Please copy out each row below word for word, leaving out the pictures.

.....

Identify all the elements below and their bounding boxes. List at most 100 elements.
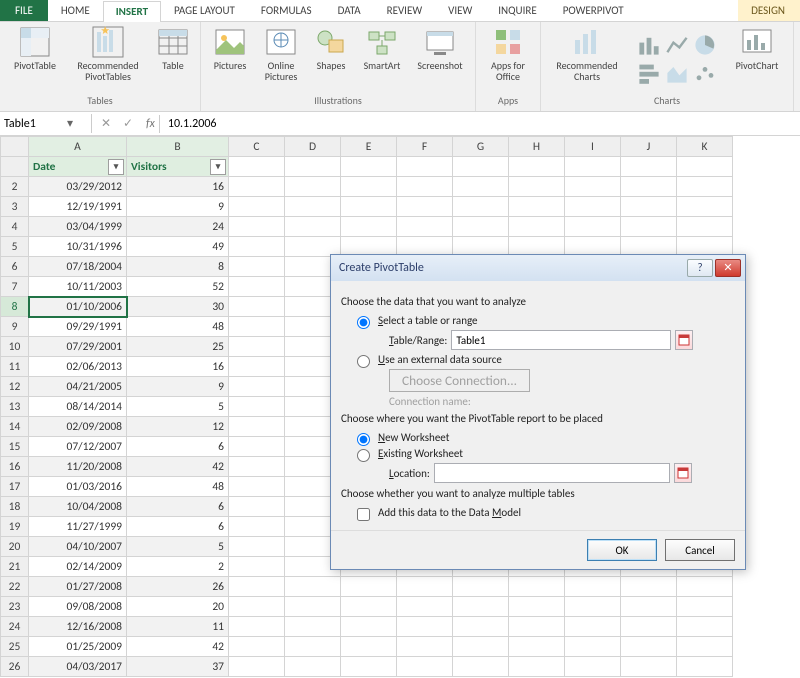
option-external-source[interactable]: Use an external data source [357,353,735,366]
cell[interactable] [229,277,285,297]
cell[interactable] [621,217,677,237]
cell-visitors[interactable]: 6 [127,497,229,517]
cell-visitors[interactable]: 30 [127,297,229,317]
cell[interactable] [453,197,509,217]
cell[interactable] [341,217,397,237]
cell[interactable] [509,637,565,657]
recommended-charts-button[interactable]: Recommended Charts [547,24,627,84]
ribbon-tab-view[interactable]: VIEW [435,0,485,21]
cell[interactable] [397,217,453,237]
cell[interactable] [509,657,565,677]
cell[interactable] [677,657,733,677]
row-header[interactable]: 15 [1,437,29,457]
cell-visitors[interactable]: 9 [127,197,229,217]
cell[interactable] [565,637,621,657]
cell[interactable] [229,317,285,337]
cell[interactable] [229,597,285,617]
cell[interactable] [621,597,677,617]
cell-date[interactable]: 04/10/2007 [29,537,127,557]
row-header[interactable]: 13 [1,397,29,417]
row-header[interactable]: 20 [1,537,29,557]
cell-visitors[interactable]: 24 [127,217,229,237]
cell[interactable] [397,157,453,177]
cell[interactable] [565,617,621,637]
location-input[interactable] [434,463,670,483]
cell[interactable] [565,197,621,217]
cell-visitors[interactable]: 16 [127,177,229,197]
cell[interactable] [229,237,285,257]
row-header[interactable]: 17 [1,477,29,497]
cell[interactable] [229,537,285,557]
cell-date[interactable]: 11/27/1999 [29,517,127,537]
row-header[interactable]: 21 [1,557,29,577]
location-range-picker-button[interactable] [674,463,692,483]
cell-date[interactable]: 12/19/1991 [29,197,127,217]
cell[interactable] [229,617,285,637]
cell[interactable] [509,617,565,637]
cell-date[interactable]: 10/31/1996 [29,237,127,257]
cell[interactable] [509,577,565,597]
row-header[interactable]: 7 [1,277,29,297]
cell[interactable] [677,177,733,197]
cell-date[interactable]: 09/29/1991 [29,317,127,337]
cell[interactable] [341,177,397,197]
pivotchart-button[interactable]: PivotChart [727,24,787,73]
cell[interactable] [341,577,397,597]
cell[interactable] [453,177,509,197]
formula-accept-icon[interactable]: ✓ [120,116,136,131]
cell-date[interactable]: 10/11/2003 [29,277,127,297]
column-header-B[interactable]: B [127,137,229,157]
column-header-H[interactable]: H [509,137,565,157]
cell-date[interactable]: 01/10/2006 [29,297,127,317]
cell-visitors[interactable]: 12 [127,417,229,437]
cell[interactable] [397,617,453,637]
column-header-I[interactable]: I [565,137,621,157]
cell[interactable] [229,657,285,677]
row-header[interactable]: 6 [1,257,29,277]
column-header-A[interactable]: A [29,137,127,157]
cell[interactable] [397,657,453,677]
cell-visitors[interactable]: 52 [127,277,229,297]
cell-visitors[interactable]: 26 [127,577,229,597]
ok-button[interactable]: OK [587,539,657,561]
cell-visitors[interactable]: 49 [127,237,229,257]
cell[interactable] [509,157,565,177]
row-header[interactable]: 16 [1,457,29,477]
cell-visitors[interactable]: 11 [127,617,229,637]
column-header-D[interactable]: D [285,137,341,157]
cell-date[interactable]: 03/04/1999 [29,217,127,237]
cell-date[interactable]: 01/25/2009 [29,637,127,657]
pictures-button[interactable]: Pictures [207,24,253,73]
dialog-help-button[interactable]: ? [687,259,713,277]
cell[interactable] [229,197,285,217]
cell[interactable] [229,437,285,457]
cell-visitors[interactable]: 6 [127,517,229,537]
cell[interactable] [621,637,677,657]
radio-new-worksheet[interactable] [357,433,370,446]
range-picker-button[interactable] [675,330,693,350]
pivottable-button[interactable]: PivotTable [6,24,64,73]
filter-button[interactable]: ▾ [108,159,124,175]
row-header[interactable]: 25 [1,637,29,657]
name-box-input[interactable] [4,117,64,131]
cell[interactable] [229,397,285,417]
cell-visitors[interactable]: 6 [127,437,229,457]
option-select-range[interactable]: Select a table or range [357,314,735,327]
cell[interactable] [677,577,733,597]
checkbox-data-model[interactable] [357,508,370,521]
cell-visitors[interactable]: 16 [127,357,229,377]
cell[interactable] [341,637,397,657]
ribbon-tab-file[interactable]: FILE [0,0,48,21]
table-button[interactable]: Table [152,24,194,73]
select-all-corner[interactable] [1,137,29,157]
ribbon-tab-home[interactable]: HOME [48,0,103,21]
cancel-button[interactable]: Cancel [665,539,735,561]
cell[interactable] [285,597,341,617]
table-range-input[interactable] [451,330,671,350]
row-header[interactable]: 23 [1,597,29,617]
ribbon-tab-review[interactable]: REVIEW [374,0,436,21]
cell-visitors[interactable]: 42 [127,637,229,657]
smartart-button[interactable]: SmartArt [357,24,407,73]
formula-input[interactable] [159,115,800,133]
cell-visitors[interactable]: 25 [127,337,229,357]
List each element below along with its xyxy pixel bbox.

.....

Output below>
Identify all the elements below and their bounding boxes. List at most 100 elements.
option-external-source[interactable]: Use an external data source [357,353,735,366]
cell[interactable] [229,277,285,297]
cell[interactable] [621,217,677,237]
cell-visitors[interactable]: 6 [127,497,229,517]
cell-visitors[interactable]: 30 [127,297,229,317]
cell[interactable] [453,197,509,217]
cell[interactable] [341,217,397,237]
cell[interactable] [509,637,565,657]
recommended-charts-button[interactable]: Recommended Charts [547,24,627,84]
ribbon-tab-view[interactable]: VIEW [435,0,485,21]
cell[interactable] [397,217,453,237]
cell[interactable] [509,657,565,677]
cell[interactable] [677,657,733,677]
row-header[interactable]: 15 [1,437,29,457]
cell-visitors[interactable]: 9 [127,197,229,217]
cell[interactable] [565,637,621,657]
cell[interactable] [229,317,285,337]
cell[interactable] [229,597,285,617]
cell[interactable] [621,597,677,617]
cell-date[interactable]: 04/10/2007 [29,537,127,557]
row-header[interactable]: 13 [1,397,29,417]
row-header[interactable]: 20 [1,537,29,557]
cell-visitors[interactable]: 24 [127,217,229,237]
cell[interactable] [397,157,453,177]
cell[interactable] [565,617,621,637]
location-input[interactable] [434,463,670,483]
cell[interactable] [565,197,621,217]
cell-visitors[interactable]: 16 [127,177,229,197]
cell[interactable] [229,237,285,257]
row-header[interactable]: 17 [1,477,29,497]
cell[interactable] [229,537,285,557]
cell-date[interactable]: 11/27/1999 [29,517,127,537]
row-header[interactable]: 21 [1,557,29,577]
location-range-picker-button[interactable] [674,463,692,483]
cell-date[interactable]: 12/19/1991 [29,197,127,217]
cell[interactable] [229,617,285,637]
cell[interactable] [509,617,565,637]
cell-date[interactable]: 10/31/1996 [29,237,127,257]
cell[interactable] [509,577,565,597]
row-header[interactable]: 7 [1,277,29,297]
cell[interactable] [677,177,733,197]
cell-date[interactable]: 09/29/1991 [29,317,127,337]
cell[interactable] [341,177,397,197]
pivotchart-button[interactable]: PivotChart [727,24,787,73]
cell[interactable] [341,577,397,597]
cell[interactable] [453,177,509,197]
formula-accept-icon[interactable]: ✓ [120,116,136,131]
cell-date[interactable]: 10/11/2003 [29,277,127,297]
column-header-B[interactable]: B [127,137,229,157]
column-header-H[interactable]: H [509,137,565,157]
cell-date[interactable]: 01/10/2006 [29,297,127,317]
cell-visitors[interactable]: 12 [127,417,229,437]
cell[interactable] [397,617,453,637]
column-header-I[interactable]: I [565,137,621,157]
cell[interactable] [229,657,285,677]
row-header[interactable]: 6 [1,257,29,277]
column-header-A[interactable]: A [29,137,127,157]
cell[interactable] [397,657,453,677]
cell-visitors[interactable]: 52 [127,277,229,297]
cell-visitors[interactable]: 26 [127,577,229,597]
ok-button[interactable]: OK [587,539,657,561]
cell-visitors[interactable]: 49 [127,237,229,257]
cell[interactable] [509,157,565,177]
row-header[interactable]: 16 [1,457,29,477]
cell-visitors[interactable]: 11 [127,617,229,637]
column-header-D[interactable]: D [285,137,341,157]
cell-date[interactable]: 03/04/1999 [29,217,127,237]
cell-date[interactable]: 01/25/2009 [29,637,127,657]
pictures-button[interactable]: Pictures [207,24,253,73]
dialog-help-button[interactable]: ? [687,259,713,277]
cell[interactable] [229,197,285,217]
cell[interactable] [229,437,285,457]
cell-visitors[interactable]: 6 [127,517,229,537]
cell[interactable] [621,637,677,657]
radio-new-worksheet[interactable] [357,433,370,446]
range-picker-button[interactable] [675,330,693,350]
pivottable-button[interactable]: PivotTable [6,24,64,73]
filter-button[interactable]: ▾ [108,159,124,175]
row-header[interactable]: 25 [1,637,29,657]
name-box-input[interactable] [4,117,64,131]
cell[interactable] [229,397,285,417]
cell-visitors[interactable]: 6 [127,437,229,457]
option-select-range[interactable]: Select a table or range [357,314,735,327]
cell[interactable] [677,577,733,597]
checkbox-data-model[interactable] [357,508,370,521]
cell-visitors[interactable]: 16 [127,357,229,377]
cell[interactable] [341,637,397,657]
ribbon-tab-file[interactable]: FILE [0,0,48,21]
table-button[interactable]: Table [152,24,194,73]
select-all-corner[interactable] [1,137,29,157]
ribbon-tab-home[interactable]: HOME [48,0,103,21]
cancel-button[interactable]: Cancel [665,539,735,561]
cell[interactable] [285,597,341,617]
table-range-input[interactable] [451,330,671,350]
row-header[interactable]: 23 [1,597,29,617]
ribbon-tab-review[interactable]: REVIEW [374,0,436,21]
cell-visitors[interactable]: 42 [127,637,229,657]
smartart-button[interactable]: SmartArt [357,24,407,73]
formula-input[interactable] [159,115,800,133]
cell-visitors[interactable]: 25 [127,337,229,357]
List each element below along with its xyxy pixel bbox.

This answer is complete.